Task directions: Repeat every record exactly, but keep images out of the copy.

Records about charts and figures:

——————

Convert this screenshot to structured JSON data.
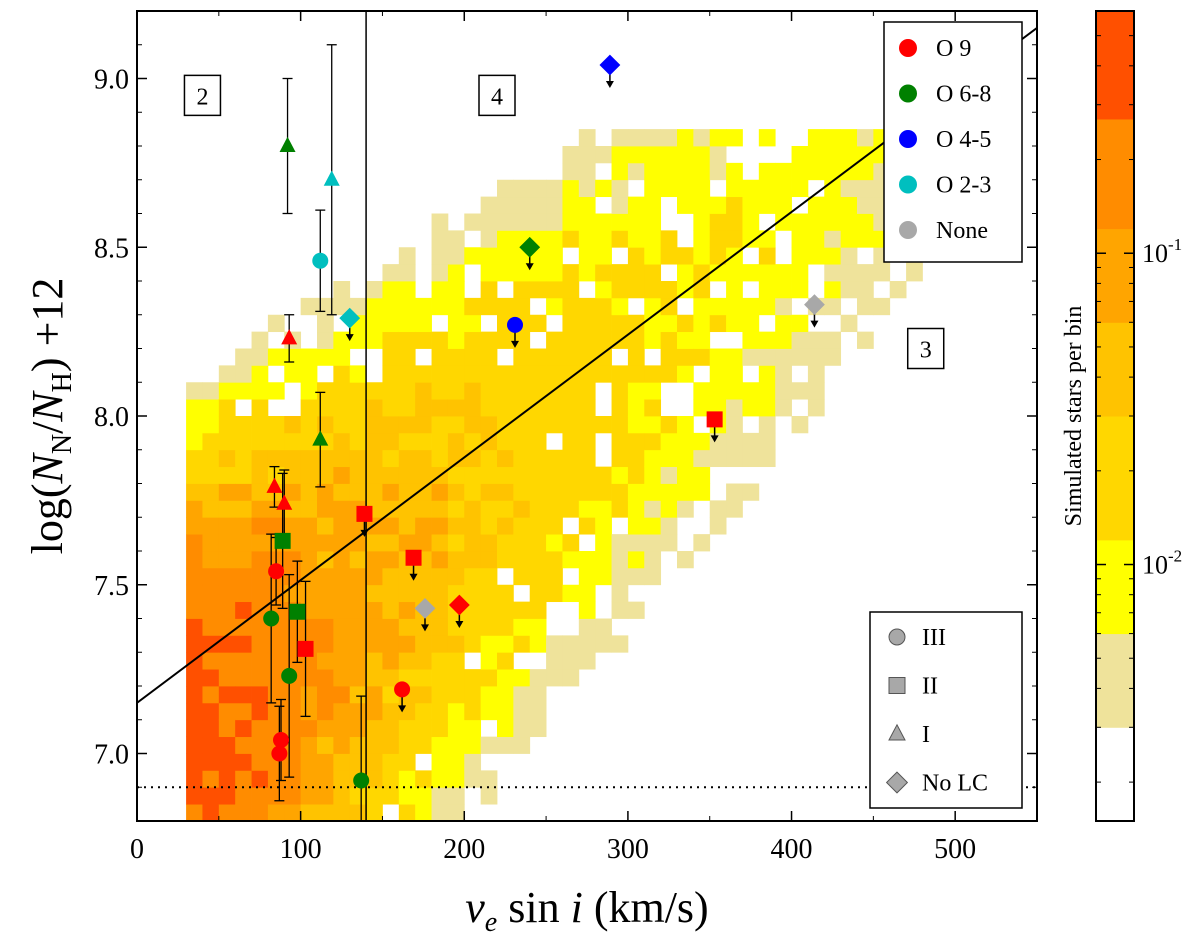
{
  "chart_data": {
    "type": "scatter",
    "xlabel_parts": {
      "v": "v",
      "sub": "e",
      "rest": " sin ",
      "i": "i",
      "units": " (km/s)"
    },
    "ylabel_parts": {
      "pre": "log(",
      "N1": "N",
      "sub1": "N",
      "slash": "/",
      "N2": "N",
      "sub2": "H",
      "post": ") +12"
    },
    "xlim": [
      0,
      550
    ],
    "ylim": [
      6.8,
      9.2
    ],
    "x_ticks": [
      0,
      100,
      200,
      300,
      400,
      500
    ],
    "x_tick_labels": [
      "0",
      "100",
      "200",
      "300",
      "400",
      "500"
    ],
    "y_ticks": [
      7.0,
      7.5,
      8.0,
      8.5,
      9.0
    ],
    "y_tick_labels": [
      "7.0",
      "7.5",
      "8.0",
      "8.5",
      "9.0"
    ],
    "grid": false,
    "region_labels": [
      {
        "text": "2",
        "x": 40,
        "y": 8.95
      },
      {
        "text": "4",
        "x": 220,
        "y": 8.95
      },
      {
        "text": "3",
        "x": 482,
        "y": 8.2
      }
    ],
    "vertical_line_x": 140,
    "diagonal_line": {
      "x": [
        0,
        550
      ],
      "y": [
        7.15,
        9.15
      ]
    },
    "detection_limit_y": 6.9,
    "colors": {
      "O9": "#ff0000",
      "O6-8": "#008000",
      "O4-5": "#0000ff",
      "O2-3": "#00bfbf",
      "None": "#a8a8a8",
      "lc_gray": "#a8a8a8"
    },
    "legend_spt": {
      "placement": "top-right",
      "entries": [
        {
          "label": "O 9",
          "color_key": "O9"
        },
        {
          "label": "O 6-8",
          "color_key": "O6-8"
        },
        {
          "label": "O 4-5",
          "color_key": "O4-5"
        },
        {
          "label": "O 2-3",
          "color_key": "O2-3"
        },
        {
          "label": "None",
          "color_key": "None"
        }
      ]
    },
    "legend_lc": {
      "placement": "bottom-right",
      "entries": [
        {
          "label": "III",
          "marker": "circle"
        },
        {
          "label": "II",
          "marker": "square"
        },
        {
          "label": "I",
          "marker": "triangle"
        },
        {
          "label": "No LC",
          "marker": "diamond"
        }
      ]
    },
    "colorbar": {
      "label": "Simulated stars per bin",
      "scale": "log",
      "range": [
        0.0015,
        0.6
      ],
      "ticks": [
        {
          "value": 0.1,
          "base": "10",
          "exp": "-1"
        },
        {
          "value": 0.01,
          "base": "10",
          "exp": "-2"
        }
      ],
      "levels": [
        {
          "from": 0.0015,
          "to": 0.003,
          "color": "#ffffff"
        },
        {
          "from": 0.003,
          "to": 0.006,
          "color": "#efe39b"
        },
        {
          "from": 0.006,
          "to": 0.012,
          "color": "#ffff00"
        },
        {
          "from": 0.012,
          "to": 0.03,
          "color": "#ffd700"
        },
        {
          "from": 0.03,
          "to": 0.06,
          "color": "#ffc300"
        },
        {
          "from": 0.06,
          "to": 0.12,
          "color": "#ffa500"
        },
        {
          "from": 0.12,
          "to": 0.27,
          "color": "#ff8c00"
        },
        {
          "from": 0.27,
          "to": 0.6,
          "color": "#ff5000"
        }
      ]
    },
    "density_bins": {
      "x_start": 30,
      "y_start": 6.8,
      "dx": 10,
      "dy": 0.05,
      "x_end": 530
    },
    "points": [
      {
        "x": 85,
        "y": 7.54,
        "marker": "circle",
        "sp": "O9",
        "err": [
          0.1,
          0.1
        ]
      },
      {
        "x": 88,
        "y": 7.04,
        "marker": "circle",
        "sp": "O9",
        "err": [
          0.12,
          0.12
        ]
      },
      {
        "x": 87,
        "y": 7.0,
        "marker": "circle",
        "sp": "O9",
        "err": [
          0.14,
          0.14
        ]
      },
      {
        "x": 82,
        "y": 7.4,
        "marker": "circle",
        "sp": "O6-8",
        "err": [
          0.25,
          0.25
        ]
      },
      {
        "x": 93,
        "y": 7.23,
        "marker": "circle",
        "sp": "O6-8",
        "err": [
          0.3,
          0.3
        ]
      },
      {
        "x": 137,
        "y": 6.92,
        "marker": "circle",
        "sp": "O6-8",
        "err": [
          0.25,
          0.25
        ]
      },
      {
        "x": 112,
        "y": 8.46,
        "marker": "circle",
        "sp": "O2-3",
        "err": [
          0.15,
          0.15
        ]
      },
      {
        "x": 162,
        "y": 7.19,
        "marker": "circle",
        "sp": "O9",
        "upper": true
      },
      {
        "x": 231,
        "y": 8.27,
        "marker": "circle",
        "sp": "O4-5",
        "upper": true
      },
      {
        "x": 89,
        "y": 7.63,
        "marker": "square",
        "sp": "O6-8",
        "err": [
          0.2,
          0.2
        ]
      },
      {
        "x": 98,
        "y": 7.42,
        "marker": "square",
        "sp": "O6-8",
        "err": [
          0.15,
          0.15
        ]
      },
      {
        "x": 103,
        "y": 7.31,
        "marker": "square",
        "sp": "O9",
        "err": [
          0.2,
          0.2
        ]
      },
      {
        "x": 139,
        "y": 7.71,
        "marker": "square",
        "sp": "O9",
        "upper": true
      },
      {
        "x": 169,
        "y": 7.58,
        "marker": "square",
        "sp": "O9",
        "upper": true
      },
      {
        "x": 353,
        "y": 7.99,
        "marker": "square",
        "sp": "O9",
        "upper": true
      },
      {
        "x": 92,
        "y": 8.8,
        "marker": "triangle",
        "sp": "O6-8",
        "err": [
          0.2,
          0.2
        ]
      },
      {
        "x": 119,
        "y": 8.7,
        "marker": "triangle",
        "sp": "O2-3",
        "err": [
          0.4,
          0.4
        ]
      },
      {
        "x": 93,
        "y": 8.23,
        "marker": "triangle",
        "sp": "O9",
        "err": [
          0.07,
          0.07
        ]
      },
      {
        "x": 112,
        "y": 7.93,
        "marker": "triangle",
        "sp": "O6-8",
        "err": [
          0.14,
          0.14
        ]
      },
      {
        "x": 84,
        "y": 7.79,
        "marker": "triangle",
        "sp": "O9",
        "err": [
          0.06,
          0.06
        ]
      },
      {
        "x": 90,
        "y": 7.74,
        "marker": "triangle",
        "sp": "O9",
        "err": [
          0.1,
          0.1
        ]
      },
      {
        "x": 130,
        "y": 8.29,
        "marker": "diamond",
        "sp": "O2-3",
        "upper": true
      },
      {
        "x": 240,
        "y": 8.5,
        "marker": "diamond",
        "sp": "O6-8",
        "upper": true
      },
      {
        "x": 289,
        "y": 9.04,
        "marker": "diamond",
        "sp": "O4-5",
        "upper": true
      },
      {
        "x": 414,
        "y": 8.33,
        "marker": "diamond",
        "sp": "None",
        "upper": true
      },
      {
        "x": 176,
        "y": 7.43,
        "marker": "diamond",
        "sp": "None",
        "upper": true
      },
      {
        "x": 197,
        "y": 7.44,
        "marker": "diamond",
        "sp": "O9",
        "upper": true
      }
    ]
  }
}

——————

Task response:
Convert this screenshot to structured JSON data.
{
  "chart_data": {
    "type": "scatter",
    "xlabel_parts": {
      "v": "v",
      "sub": "e",
      "rest": " sin ",
      "i": "i",
      "units": " (km/s)"
    },
    "ylabel_parts": {
      "pre": "log(",
      "N1": "N",
      "sub1": "N",
      "slash": "/",
      "N2": "N",
      "sub2": "H",
      "post": ") +12"
    },
    "xlim": [
      0,
      550
    ],
    "ylim": [
      6.8,
      9.2
    ],
    "x_ticks": [
      0,
      100,
      200,
      300,
      400,
      500
    ],
    "x_tick_labels": [
      "0",
      "100",
      "200",
      "300",
      "400",
      "500"
    ],
    "y_ticks": [
      7.0,
      7.5,
      8.0,
      8.5,
      9.0
    ],
    "y_tick_labels": [
      "7.0",
      "7.5",
      "8.0",
      "8.5",
      "9.0"
    ],
    "grid": false,
    "region_labels": [
      {
        "text": "2",
        "x": 40,
        "y": 8.95
      },
      {
        "text": "4",
        "x": 220,
        "y": 8.95
      },
      {
        "text": "3",
        "x": 482,
        "y": 8.2
      }
    ],
    "vertical_line_x": 140,
    "diagonal_line": {
      "x": [
        0,
        550
      ],
      "y": [
        7.15,
        9.15
      ]
    },
    "detection_limit_y": 6.9,
    "colors": {
      "O9": "#ff0000",
      "O6-8": "#008000",
      "O4-5": "#0000ff",
      "O2-3": "#00bfbf",
      "None": "#a8a8a8",
      "lc_gray": "#a8a8a8"
    },
    "legend_spt": {
      "placement": "top-right",
      "entries": [
        {
          "label": "O 9",
          "color_key": "O9"
        },
        {
          "label": "O 6-8",
          "color_key": "O6-8"
        },
        {
          "label": "O 4-5",
          "color_key": "O4-5"
        },
        {
          "label": "O 2-3",
          "color_key": "O2-3"
        },
        {
          "label": "None",
          "color_key": "None"
        }
      ]
    },
    "legend_lc": {
      "placement": "bottom-right",
      "entries": [
        {
          "label": "III",
          "marker": "circle"
        },
        {
          "label": "II",
          "marker": "square"
        },
        {
          "label": "I",
          "marker": "triangle"
        },
        {
          "label": "No LC",
          "marker": "diamond"
        }
      ]
    },
    "colorbar": {
      "label": "Simulated stars per bin",
      "scale": "log",
      "range": [
        0.0015,
        0.6
      ],
      "ticks": [
        {
          "value": 0.1,
          "base": "10",
          "exp": "-1"
        },
        {
          "value": 0.01,
          "base": "10",
          "exp": "-2"
        }
      ],
      "levels": [
        {
          "from": 0.0015,
          "to": 0.003,
          "color": "#ffffff"
        },
        {
          "from": 0.003,
          "to": 0.006,
          "color": "#efe39b"
        },
        {
          "from": 0.006,
          "to": 0.012,
          "color": "#ffff00"
        },
        {
          "from": 0.012,
          "to": 0.03,
          "color": "#ffd700"
        },
        {
          "from": 0.03,
          "to": 0.06,
          "color": "#ffc300"
        },
        {
          "from": 0.06,
          "to": 0.12,
          "color": "#ffa500"
        },
        {
          "from": 0.12,
          "to": 0.27,
          "color": "#ff8c00"
        },
        {
          "from": 0.27,
          "to": 0.6,
          "color": "#ff5000"
        }
      ]
    },
    "density_bins": {
      "x_start": 30,
      "y_start": 6.8,
      "dx": 10,
      "dy": 0.05,
      "x_end": 530
    },
    "points": [
      {
        "x": 85,
        "y": 7.54,
        "marker": "circle",
        "sp": "O9",
        "err": [
          0.1,
          0.1
        ]
      },
      {
        "x": 88,
        "y": 7.04,
        "marker": "circle",
        "sp": "O9",
        "err": [
          0.12,
          0.12
        ]
      },
      {
        "x": 87,
        "y": 7.0,
        "marker": "circle",
        "sp": "O9",
        "err": [
          0.14,
          0.14
        ]
      },
      {
        "x": 82,
        "y": 7.4,
        "marker": "circle",
        "sp": "O6-8",
        "err": [
          0.25,
          0.25
        ]
      },
      {
        "x": 93,
        "y": 7.23,
        "marker": "circle",
        "sp": "O6-8",
        "err": [
          0.3,
          0.3
        ]
      },
      {
        "x": 137,
        "y": 6.92,
        "marker": "circle",
        "sp": "O6-8",
        "err": [
          0.25,
          0.25
        ]
      },
      {
        "x": 112,
        "y": 8.46,
        "marker": "circle",
        "sp": "O2-3",
        "err": [
          0.15,
          0.15
        ]
      },
      {
        "x": 162,
        "y": 7.19,
        "marker": "circle",
        "sp": "O9",
        "upper": true
      },
      {
        "x": 231,
        "y": 8.27,
        "marker": "circle",
        "sp": "O4-5",
        "upper": true
      },
      {
        "x": 89,
        "y": 7.63,
        "marker": "square",
        "sp": "O6-8",
        "err": [
          0.2,
          0.2
        ]
      },
      {
        "x": 98,
        "y": 7.42,
        "marker": "square",
        "sp": "O6-8",
        "err": [
          0.15,
          0.15
        ]
      },
      {
        "x": 103,
        "y": 7.31,
        "marker": "square",
        "sp": "O9",
        "err": [
          0.2,
          0.2
        ]
      },
      {
        "x": 139,
        "y": 7.71,
        "marker": "square",
        "sp": "O9",
        "upper": true
      },
      {
        "x": 169,
        "y": 7.58,
        "marker": "square",
        "sp": "O9",
        "upper": true
      },
      {
        "x": 353,
        "y": 7.99,
        "marker": "square",
        "sp": "O9",
        "upper": true
      },
      {
        "x": 92,
        "y": 8.8,
        "marker": "triangle",
        "sp": "O6-8",
        "err": [
          0.2,
          0.2
        ]
      },
      {
        "x": 119,
        "y": 8.7,
        "marker": "triangle",
        "sp": "O2-3",
        "err": [
          0.4,
          0.4
        ]
      },
      {
        "x": 93,
        "y": 8.23,
        "marker": "triangle",
        "sp": "O9",
        "err": [
          0.07,
          0.07
        ]
      },
      {
        "x": 112,
        "y": 7.93,
        "marker": "triangle",
        "sp": "O6-8",
        "err": [
          0.14,
          0.14
        ]
      },
      {
        "x": 84,
        "y": 7.79,
        "marker": "triangle",
        "sp": "O9",
        "err": [
          0.06,
          0.06
        ]
      },
      {
        "x": 90,
        "y": 7.74,
        "marker": "triangle",
        "sp": "O9",
        "err": [
          0.1,
          0.1
        ]
      },
      {
        "x": 130,
        "y": 8.29,
        "marker": "diamond",
        "sp": "O2-3",
        "upper": true
      },
      {
        "x": 240,
        "y": 8.5,
        "marker": "diamond",
        "sp": "O6-8",
        "upper": true
      },
      {
        "x": 289,
        "y": 9.04,
        "marker": "diamond",
        "sp": "O4-5",
        "upper": true
      },
      {
        "x": 414,
        "y": 8.33,
        "marker": "diamond",
        "sp": "None",
        "upper": true
      },
      {
        "x": 176,
        "y": 7.43,
        "marker": "diamond",
        "sp": "None",
        "upper": true
      },
      {
        "x": 197,
        "y": 7.44,
        "marker": "diamond",
        "sp": "O9",
        "upper": true
      }
    ]
  }
}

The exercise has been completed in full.